Requirements: In the data below, find each line containing the string "https" and return it.

┌─ Supplied information

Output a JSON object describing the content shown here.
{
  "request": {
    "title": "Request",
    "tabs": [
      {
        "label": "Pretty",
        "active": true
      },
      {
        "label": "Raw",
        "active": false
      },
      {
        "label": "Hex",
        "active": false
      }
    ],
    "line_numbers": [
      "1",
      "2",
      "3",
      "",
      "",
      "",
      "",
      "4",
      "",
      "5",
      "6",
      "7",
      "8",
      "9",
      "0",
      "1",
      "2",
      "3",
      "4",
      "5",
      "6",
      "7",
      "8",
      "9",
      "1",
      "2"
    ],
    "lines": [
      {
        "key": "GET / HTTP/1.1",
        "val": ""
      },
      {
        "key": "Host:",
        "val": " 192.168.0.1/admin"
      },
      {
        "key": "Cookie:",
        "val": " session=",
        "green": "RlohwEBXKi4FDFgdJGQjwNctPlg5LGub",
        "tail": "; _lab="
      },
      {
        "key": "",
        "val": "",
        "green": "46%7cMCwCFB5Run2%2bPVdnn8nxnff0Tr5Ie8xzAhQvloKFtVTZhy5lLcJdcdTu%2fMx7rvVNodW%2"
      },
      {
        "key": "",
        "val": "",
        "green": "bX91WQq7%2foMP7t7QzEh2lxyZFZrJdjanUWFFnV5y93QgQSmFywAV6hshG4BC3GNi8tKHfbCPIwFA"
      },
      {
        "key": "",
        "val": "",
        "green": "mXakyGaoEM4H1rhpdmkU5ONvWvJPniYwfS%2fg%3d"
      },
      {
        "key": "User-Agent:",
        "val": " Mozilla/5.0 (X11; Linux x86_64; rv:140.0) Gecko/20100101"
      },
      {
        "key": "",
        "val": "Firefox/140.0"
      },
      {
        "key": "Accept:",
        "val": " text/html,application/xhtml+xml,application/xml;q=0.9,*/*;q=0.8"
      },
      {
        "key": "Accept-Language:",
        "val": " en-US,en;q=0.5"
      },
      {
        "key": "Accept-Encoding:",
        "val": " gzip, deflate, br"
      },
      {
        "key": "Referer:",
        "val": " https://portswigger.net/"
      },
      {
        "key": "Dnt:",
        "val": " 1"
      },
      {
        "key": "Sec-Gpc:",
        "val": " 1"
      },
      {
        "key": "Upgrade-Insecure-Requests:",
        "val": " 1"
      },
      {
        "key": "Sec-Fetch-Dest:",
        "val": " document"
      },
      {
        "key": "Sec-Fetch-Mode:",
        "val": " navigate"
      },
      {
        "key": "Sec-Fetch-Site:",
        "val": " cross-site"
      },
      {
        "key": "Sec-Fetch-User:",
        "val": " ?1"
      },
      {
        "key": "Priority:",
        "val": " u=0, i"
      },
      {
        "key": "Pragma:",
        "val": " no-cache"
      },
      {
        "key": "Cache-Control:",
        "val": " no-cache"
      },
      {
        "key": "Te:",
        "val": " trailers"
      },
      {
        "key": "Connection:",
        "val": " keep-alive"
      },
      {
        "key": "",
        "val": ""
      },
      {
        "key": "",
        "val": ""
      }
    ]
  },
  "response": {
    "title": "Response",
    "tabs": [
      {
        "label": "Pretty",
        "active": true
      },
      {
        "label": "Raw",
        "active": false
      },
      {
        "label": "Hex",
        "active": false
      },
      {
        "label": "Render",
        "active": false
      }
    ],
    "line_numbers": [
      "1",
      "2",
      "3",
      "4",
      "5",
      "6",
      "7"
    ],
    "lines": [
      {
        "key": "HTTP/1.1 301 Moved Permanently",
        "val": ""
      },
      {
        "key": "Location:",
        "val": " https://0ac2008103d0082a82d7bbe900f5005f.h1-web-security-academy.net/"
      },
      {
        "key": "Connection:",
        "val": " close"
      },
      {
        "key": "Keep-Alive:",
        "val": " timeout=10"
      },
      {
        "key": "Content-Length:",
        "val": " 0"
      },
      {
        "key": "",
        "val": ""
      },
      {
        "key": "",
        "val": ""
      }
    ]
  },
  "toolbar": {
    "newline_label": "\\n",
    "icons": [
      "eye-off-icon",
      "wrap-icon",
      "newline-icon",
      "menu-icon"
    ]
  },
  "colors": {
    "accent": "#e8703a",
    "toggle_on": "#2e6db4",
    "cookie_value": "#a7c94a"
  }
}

└─

Solution for this task:
        "val": " https://portswigger.net/"
        "val": " https://0ac2008103d0082a82d7bbe900f5005f.h1-web-security-academy.net/"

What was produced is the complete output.